#### SET EXERCISE
Every entry that follows should be reproduced exactly.

#### DATA SHOWN
##############################
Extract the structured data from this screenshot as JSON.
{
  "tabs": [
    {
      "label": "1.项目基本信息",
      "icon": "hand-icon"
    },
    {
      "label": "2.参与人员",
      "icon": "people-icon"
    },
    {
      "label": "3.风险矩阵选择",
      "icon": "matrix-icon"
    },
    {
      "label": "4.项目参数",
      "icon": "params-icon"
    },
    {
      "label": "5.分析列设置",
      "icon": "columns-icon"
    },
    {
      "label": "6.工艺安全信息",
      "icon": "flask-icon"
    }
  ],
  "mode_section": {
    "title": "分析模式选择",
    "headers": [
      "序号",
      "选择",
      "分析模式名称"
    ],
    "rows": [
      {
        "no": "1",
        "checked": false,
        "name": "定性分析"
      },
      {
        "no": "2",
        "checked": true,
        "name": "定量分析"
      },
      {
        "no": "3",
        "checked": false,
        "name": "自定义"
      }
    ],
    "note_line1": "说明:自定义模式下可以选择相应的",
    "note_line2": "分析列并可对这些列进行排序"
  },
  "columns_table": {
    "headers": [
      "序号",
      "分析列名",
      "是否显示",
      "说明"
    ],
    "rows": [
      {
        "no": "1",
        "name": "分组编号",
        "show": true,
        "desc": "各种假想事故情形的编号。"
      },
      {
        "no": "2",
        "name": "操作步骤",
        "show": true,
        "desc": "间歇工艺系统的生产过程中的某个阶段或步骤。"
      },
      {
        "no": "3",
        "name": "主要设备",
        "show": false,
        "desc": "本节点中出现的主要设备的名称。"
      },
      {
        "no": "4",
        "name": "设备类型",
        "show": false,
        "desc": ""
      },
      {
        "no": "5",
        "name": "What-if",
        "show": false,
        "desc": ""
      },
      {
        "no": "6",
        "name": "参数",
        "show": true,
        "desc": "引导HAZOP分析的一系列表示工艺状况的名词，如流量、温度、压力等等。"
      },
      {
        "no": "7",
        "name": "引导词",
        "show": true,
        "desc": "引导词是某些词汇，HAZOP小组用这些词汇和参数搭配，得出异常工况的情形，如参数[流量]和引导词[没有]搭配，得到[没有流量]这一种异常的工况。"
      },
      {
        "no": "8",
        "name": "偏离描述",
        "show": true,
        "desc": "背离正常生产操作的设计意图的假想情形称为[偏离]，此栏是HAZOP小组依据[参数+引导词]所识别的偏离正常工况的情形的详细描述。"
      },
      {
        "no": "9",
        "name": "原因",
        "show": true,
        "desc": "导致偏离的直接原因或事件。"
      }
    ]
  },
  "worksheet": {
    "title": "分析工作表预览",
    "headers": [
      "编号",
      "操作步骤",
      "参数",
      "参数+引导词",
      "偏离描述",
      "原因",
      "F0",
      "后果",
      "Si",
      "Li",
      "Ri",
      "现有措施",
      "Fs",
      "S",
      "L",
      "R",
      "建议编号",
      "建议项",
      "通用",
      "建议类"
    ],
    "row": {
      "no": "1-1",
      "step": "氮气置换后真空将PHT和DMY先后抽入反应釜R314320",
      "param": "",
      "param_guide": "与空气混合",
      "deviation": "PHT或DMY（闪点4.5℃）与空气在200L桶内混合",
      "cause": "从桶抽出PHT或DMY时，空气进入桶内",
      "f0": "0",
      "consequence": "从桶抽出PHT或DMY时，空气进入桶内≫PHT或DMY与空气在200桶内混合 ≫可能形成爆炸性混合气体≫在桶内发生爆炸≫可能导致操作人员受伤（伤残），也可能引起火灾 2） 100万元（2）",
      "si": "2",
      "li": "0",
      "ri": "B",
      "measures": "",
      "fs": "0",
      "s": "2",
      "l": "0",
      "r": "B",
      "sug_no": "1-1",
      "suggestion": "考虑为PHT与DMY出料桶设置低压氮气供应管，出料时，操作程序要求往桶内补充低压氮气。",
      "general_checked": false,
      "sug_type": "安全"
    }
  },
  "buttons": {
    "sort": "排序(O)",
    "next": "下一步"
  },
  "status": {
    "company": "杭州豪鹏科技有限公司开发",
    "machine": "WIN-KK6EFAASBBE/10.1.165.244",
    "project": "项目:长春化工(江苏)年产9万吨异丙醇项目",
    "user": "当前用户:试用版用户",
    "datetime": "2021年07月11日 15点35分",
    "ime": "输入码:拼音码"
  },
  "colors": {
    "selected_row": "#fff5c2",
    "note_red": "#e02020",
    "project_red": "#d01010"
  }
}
##############################
#### SOLUTION BELOW
Extract the structured data from this screenshot as JSON.
{
  "tabs": [
    {
      "label": "1.项目基本信息",
      "icon": "hand-icon"
    },
    {
      "label": "2.参与人员",
      "icon": "people-icon"
    },
    {
      "label": "3.风险矩阵选择",
      "icon": "matrix-icon"
    },
    {
      "label": "4.项目参数",
      "icon": "params-icon"
    },
    {
      "label": "5.分析列设置",
      "icon": "columns-icon"
    },
    {
      "label": "6.工艺安全信息",
      "icon": "flask-icon"
    }
  ],
  "mode_section": {
    "title": "分析模式选择",
    "headers": [
      "序号",
      "选择",
      "分析模式名称"
    ],
    "rows": [
      {
        "no": "1",
        "checked": false,
        "name": "定性分析"
      },
      {
        "no": "2",
        "checked": true,
        "name": "定量分析"
      },
      {
        "no": "3",
        "checked": false,
        "name": "自定义"
      }
    ],
    "note_line1": "说明:自定义模式下可以选择相应的",
    "note_line2": "分析列并可对这些列进行排序"
  },
  "columns_table": {
    "headers": [
      "序号",
      "分析列名",
      "是否显示",
      "说明"
    ],
    "rows": [
      {
        "no": "1",
        "name": "分组编号",
        "show": true,
        "desc": "各种假想事故情形的编号。"
      },
      {
        "no": "2",
        "name": "操作步骤",
        "show": true,
        "desc": "间歇工艺系统的生产过程中的某个阶段或步骤。"
      },
      {
        "no": "3",
        "name": "主要设备",
        "show": false,
        "desc": "本节点中出现的主要设备的名称。"
      },
      {
        "no": "4",
        "name": "设备类型",
        "show": false,
        "desc": ""
      },
      {
        "no": "5",
        "name": "What-if",
        "show": false,
        "desc": ""
      },
      {
        "no": "6",
        "name": "参数",
        "show": true,
        "desc": "引导HAZOP分析的一系列表示工艺状况的名词，如流量、温度、压力等等。"
      },
      {
        "no": "7",
        "name": "引导词",
        "show": true,
        "desc": "引导词是某些词汇，HAZOP小组用这些词汇和参数搭配，得出异常工况的情形，如参数[流量]和引导词[没有]搭配，得到[没有流量]这一种异常的工况。"
      },
      {
        "no": "8",
        "name": "偏离描述",
        "show": true,
        "desc": "背离正常生产操作的设计意图的假想情形称为[偏离]，此栏是HAZOP小组依据[参数+引导词]所识别的偏离正常工况的情形的详细描述。"
      },
      {
        "no": "9",
        "name": "原因",
        "show": true,
        "desc": "导致偏离的直接原因或事件。"
      }
    ]
  },
  "worksheet": {
    "title": "分析工作表预览",
    "headers": [
      "编号",
      "操作步骤",
      "参数",
      "参数+引导词",
      "偏离描述",
      "原因",
      "F0",
      "后果",
      "Si",
      "Li",
      "Ri",
      "现有措施",
      "Fs",
      "S",
      "L",
      "R",
      "建议编号",
      "建议项",
      "通用",
      "建议类"
    ],
    "row": {
      "no": "1-1",
      "step": "氮气置换后真空将PHT和DMY先后抽入反应釜R314320",
      "param": "",
      "param_guide": "与空气混合",
      "deviation": "PHT或DMY（闪点4.5℃）与空气在200L桶内混合",
      "cause": "从桶抽出PHT或DMY时，空气进入桶内",
      "f0": "0",
      "consequence": "从桶抽出PHT或DMY时，空气进入桶内≫PHT或DMY与空气在200桶内混合 ≫可能形成爆炸性混合气体≫在桶内发生爆炸≫可能导致操作人员受伤（伤残），也可能引起火灾 2） 100万元（2）",
      "si": "2",
      "li": "0",
      "ri": "B",
      "measures": "",
      "fs": "0",
      "s": "2",
      "l": "0",
      "r": "B",
      "sug_no": "1-1",
      "suggestion": "考虑为PHT与DMY出料桶设置低压氮气供应管，出料时，操作程序要求往桶内补充低压氮气。",
      "general_checked": false,
      "sug_type": "安全"
    }
  },
  "buttons": {
    "sort": "排序(O)",
    "next": "下一步"
  },
  "status": {
    "company": "杭州豪鹏科技有限公司开发",
    "machine": "WIN-KK6EFAASBBE/10.1.165.244",
    "project": "项目:长春化工(江苏)年产9万吨异丙醇项目",
    "user": "当前用户:试用版用户",
    "datetime": "2021年07月11日 15点35分",
    "ime": "输入码:拼音码"
  },
  "colors": {
    "selected_row": "#fff5c2",
    "note_red": "#e02020",
    "project_red": "#d01010"
  }
}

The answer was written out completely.